>> begin

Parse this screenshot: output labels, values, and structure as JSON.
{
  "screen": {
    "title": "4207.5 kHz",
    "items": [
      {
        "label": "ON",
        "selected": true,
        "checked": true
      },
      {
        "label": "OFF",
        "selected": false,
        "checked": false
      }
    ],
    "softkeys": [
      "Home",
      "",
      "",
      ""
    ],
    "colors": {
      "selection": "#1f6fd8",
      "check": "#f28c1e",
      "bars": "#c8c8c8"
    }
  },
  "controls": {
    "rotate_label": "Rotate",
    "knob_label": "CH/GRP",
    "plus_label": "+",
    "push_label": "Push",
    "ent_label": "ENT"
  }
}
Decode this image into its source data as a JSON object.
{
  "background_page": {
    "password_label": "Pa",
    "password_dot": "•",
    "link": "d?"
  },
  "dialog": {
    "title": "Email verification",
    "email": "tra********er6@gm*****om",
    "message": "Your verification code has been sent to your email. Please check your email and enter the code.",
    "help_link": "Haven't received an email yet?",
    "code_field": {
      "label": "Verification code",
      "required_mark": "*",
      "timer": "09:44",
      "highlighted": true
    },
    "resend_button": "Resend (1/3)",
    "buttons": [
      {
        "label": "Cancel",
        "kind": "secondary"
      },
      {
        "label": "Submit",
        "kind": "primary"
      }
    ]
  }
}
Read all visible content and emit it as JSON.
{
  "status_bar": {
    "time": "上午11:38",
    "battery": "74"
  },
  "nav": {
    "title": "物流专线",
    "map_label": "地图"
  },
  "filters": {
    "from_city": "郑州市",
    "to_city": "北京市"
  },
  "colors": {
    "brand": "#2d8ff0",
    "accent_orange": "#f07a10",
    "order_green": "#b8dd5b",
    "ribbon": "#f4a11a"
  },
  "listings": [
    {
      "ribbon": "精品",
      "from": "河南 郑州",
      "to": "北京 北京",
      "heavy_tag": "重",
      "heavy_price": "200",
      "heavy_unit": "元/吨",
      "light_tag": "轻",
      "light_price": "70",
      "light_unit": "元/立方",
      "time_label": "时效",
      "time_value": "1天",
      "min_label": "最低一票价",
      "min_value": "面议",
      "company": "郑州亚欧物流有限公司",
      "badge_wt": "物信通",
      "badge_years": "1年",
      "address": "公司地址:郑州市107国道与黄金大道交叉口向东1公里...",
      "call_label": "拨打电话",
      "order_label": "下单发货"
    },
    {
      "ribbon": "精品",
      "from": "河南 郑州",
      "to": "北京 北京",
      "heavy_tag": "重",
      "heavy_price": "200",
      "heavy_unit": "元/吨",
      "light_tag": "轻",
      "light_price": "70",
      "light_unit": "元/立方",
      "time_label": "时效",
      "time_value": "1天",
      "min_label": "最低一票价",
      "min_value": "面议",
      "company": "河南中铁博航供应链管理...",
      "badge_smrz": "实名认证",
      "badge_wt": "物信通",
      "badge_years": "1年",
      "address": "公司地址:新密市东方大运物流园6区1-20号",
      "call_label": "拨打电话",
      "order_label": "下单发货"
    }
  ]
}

>> end

Restate the whole listing exactly.

Parse this screenshot: output labels, values, and structure as JSON.
{
  "screen": {
    "title": "4207.5 kHz",
    "items": [
      {
        "label": "ON",
        "selected": true,
        "checked": true
      },
      {
        "label": "OFF",
        "selected": false,
        "checked": false
      }
    ],
    "softkeys": [
      "Home",
      "",
      "",
      ""
    ],
    "colors": {
      "selection": "#1f6fd8",
      "check": "#f28c1e",
      "bars": "#c8c8c8"
    }
  },
  "controls": {
    "rotate_label": "Rotate",
    "knob_label": "CH/GRP",
    "plus_label": "+",
    "push_label": "Push",
    "ent_label": "ENT"
  }
}
Decode this image into its source data as a JSON object.
{
  "background_page": {
    "password_label": "Pa",
    "password_dot": "•",
    "link": "d?"
  },
  "dialog": {
    "title": "Email verification",
    "email": "tra********er6@gm*****om",
    "message": "Your verification code has been sent to your email. Please check your email and enter the code.",
    "help_link": "Haven't received an email yet?",
    "code_field": {
      "label": "Verification code",
      "required_mark": "*",
      "timer": "09:44",
      "highlighted": true
    },
    "resend_button": "Resend (1/3)",
    "buttons": [
      {
        "label": "Cancel",
        "kind": "secondary"
      },
      {
        "label": "Submit",
        "kind": "primary"
      }
    ]
  }
}
Read all visible content and emit it as JSON.
{
  "status_bar": {
    "time": "上午11:38",
    "battery": "74"
  },
  "nav": {
    "title": "物流专线",
    "map_label": "地图"
  },
  "filters": {
    "from_city": "郑州市",
    "to_city": "北京市"
  },
  "colors": {
    "brand": "#2d8ff0",
    "accent_orange": "#f07a10",
    "order_green": "#b8dd5b",
    "ribbon": "#f4a11a"
  },
  "listings": [
    {
      "ribbon": "精品",
      "from": "河南 郑州",
      "to": "北京 北京",
      "heavy_tag": "重",
      "heavy_price": "200",
      "heavy_unit": "元/吨",
      "light_tag": "轻",
      "light_price": "70",
      "light_unit": "元/立方",
      "time_label": "时效",
      "time_value": "1天",
      "min_label": "最低一票价",
      "min_value": "面议",
      "company": "郑州亚欧物流有限公司",
      "badge_wt": "物信通",
      "badge_years": "1年",
      "address": "公司地址:郑州市107国道与黄金大道交叉口向东1公里...",
      "call_label": "拨打电话",
      "order_label": "下单发货"
    },
    {
      "ribbon": "精品",
      "from": "河南 郑州",
      "to": "北京 北京",
      "heavy_tag": "重",
      "heavy_price": "200",
      "heavy_unit": "元/吨",
      "light_tag": "轻",
      "light_price": "70",
      "light_unit": "元/立方",
      "time_label": "时效",
      "time_value": "1天",
      "min_label": "最低一票价",
      "min_value": "面议",
      "company": "河南中铁博航供应链管理...",
      "badge_smrz": "实名认证",
      "badge_wt": "物信通",
      "badge_years": "1年",
      "address": "公司地址:新密市东方大运物流园6区1-20号",
      "call_label": "拨打电话",
      "order_label": "下单发货"
    }
  ]
}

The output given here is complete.